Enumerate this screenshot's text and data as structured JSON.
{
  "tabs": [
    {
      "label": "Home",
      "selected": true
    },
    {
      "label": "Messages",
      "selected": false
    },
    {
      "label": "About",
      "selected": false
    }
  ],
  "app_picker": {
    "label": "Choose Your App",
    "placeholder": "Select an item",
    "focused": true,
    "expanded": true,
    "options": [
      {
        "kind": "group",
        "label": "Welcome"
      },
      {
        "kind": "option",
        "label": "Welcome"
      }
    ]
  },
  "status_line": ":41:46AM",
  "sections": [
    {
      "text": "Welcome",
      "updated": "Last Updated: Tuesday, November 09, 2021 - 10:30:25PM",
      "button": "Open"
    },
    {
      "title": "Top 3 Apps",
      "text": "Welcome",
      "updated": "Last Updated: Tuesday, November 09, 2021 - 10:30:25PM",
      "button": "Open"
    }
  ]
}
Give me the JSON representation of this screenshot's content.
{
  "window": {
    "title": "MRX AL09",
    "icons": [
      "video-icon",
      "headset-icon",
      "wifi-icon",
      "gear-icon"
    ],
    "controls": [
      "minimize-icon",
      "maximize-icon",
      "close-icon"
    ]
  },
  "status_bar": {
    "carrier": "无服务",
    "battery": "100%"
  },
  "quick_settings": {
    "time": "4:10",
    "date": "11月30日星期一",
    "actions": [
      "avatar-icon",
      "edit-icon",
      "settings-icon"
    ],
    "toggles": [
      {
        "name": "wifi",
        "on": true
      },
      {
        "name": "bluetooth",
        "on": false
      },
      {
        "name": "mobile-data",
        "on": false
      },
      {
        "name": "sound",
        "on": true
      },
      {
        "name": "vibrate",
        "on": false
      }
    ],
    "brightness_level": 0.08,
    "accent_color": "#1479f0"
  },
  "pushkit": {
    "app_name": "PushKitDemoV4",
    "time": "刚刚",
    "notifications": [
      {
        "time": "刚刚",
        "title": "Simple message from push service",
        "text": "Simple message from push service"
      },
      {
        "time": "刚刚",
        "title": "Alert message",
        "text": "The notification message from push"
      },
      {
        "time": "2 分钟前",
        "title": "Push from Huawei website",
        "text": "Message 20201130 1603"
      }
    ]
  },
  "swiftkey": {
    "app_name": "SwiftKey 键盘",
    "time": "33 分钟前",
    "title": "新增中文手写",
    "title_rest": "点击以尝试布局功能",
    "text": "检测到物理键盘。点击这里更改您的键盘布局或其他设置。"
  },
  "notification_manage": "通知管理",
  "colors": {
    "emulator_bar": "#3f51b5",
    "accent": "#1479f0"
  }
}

▬▬▬▬▬▬

▶ **TASK DIRECTIONS**:
Give all the records again. Match them exactly.

▶ **EXERCISE RESPONSE**:
Enumerate this screenshot's text and data as structured JSON.
{
  "tabs": [
    {
      "label": "Home",
      "selected": true
    },
    {
      "label": "Messages",
      "selected": false
    },
    {
      "label": "About",
      "selected": false
    }
  ],
  "app_picker": {
    "label": "Choose Your App",
    "placeholder": "Select an item",
    "focused": true,
    "expanded": true,
    "options": [
      {
        "kind": "group",
        "label": "Welcome"
      },
      {
        "kind": "option",
        "label": "Welcome"
      }
    ]
  },
  "status_line": ":41:46AM",
  "sections": [
    {
      "text": "Welcome",
      "updated": "Last Updated: Tuesday, November 09, 2021 - 10:30:25PM",
      "button": "Open"
    },
    {
      "title": "Top 3 Apps",
      "text": "Welcome",
      "updated": "Last Updated: Tuesday, November 09, 2021 - 10:30:25PM",
      "button": "Open"
    }
  ]
}
Give me the JSON representation of this screenshot's content.
{
  "window": {
    "title": "MRX AL09",
    "icons": [
      "video-icon",
      "headset-icon",
      "wifi-icon",
      "gear-icon"
    ],
    "controls": [
      "minimize-icon",
      "maximize-icon",
      "close-icon"
    ]
  },
  "status_bar": {
    "carrier": "无服务",
    "battery": "100%"
  },
  "quick_settings": {
    "time": "4:10",
    "date": "11月30日星期一",
    "actions": [
      "avatar-icon",
      "edit-icon",
      "settings-icon"
    ],
    "toggles": [
      {
        "name": "wifi",
        "on": true
      },
      {
        "name": "bluetooth",
        "on": false
      },
      {
        "name": "mobile-data",
        "on": false
      },
      {
        "name": "sound",
        "on": true
      },
      {
        "name": "vibrate",
        "on": false
      }
    ],
    "brightness_level": 0.08,
    "accent_color": "#1479f0"
  },
  "pushkit": {
    "app_name": "PushKitDemoV4",
    "time": "刚刚",
    "notifications": [
      {
        "time": "刚刚",
        "title": "Simple message from push service",
        "text": "Simple message from push service"
      },
      {
        "time": "刚刚",
        "title": "Alert message",
        "text": "The notification message from push"
      },
      {
        "time": "2 分钟前",
        "title": "Push from Huawei website",
        "text": "Message 20201130 1603"
      }
    ]
  },
  "swiftkey": {
    "app_name": "SwiftKey 键盘",
    "time": "33 分钟前",
    "title": "新增中文手写",
    "title_rest": "点击以尝试布局功能",
    "text": "检测到物理键盘。点击这里更改您的键盘布局或其他设置。"
  },
  "notification_manage": "通知管理",
  "colors": {
    "emulator_bar": "#3f51b5",
    "accent": "#1479f0"
  }
}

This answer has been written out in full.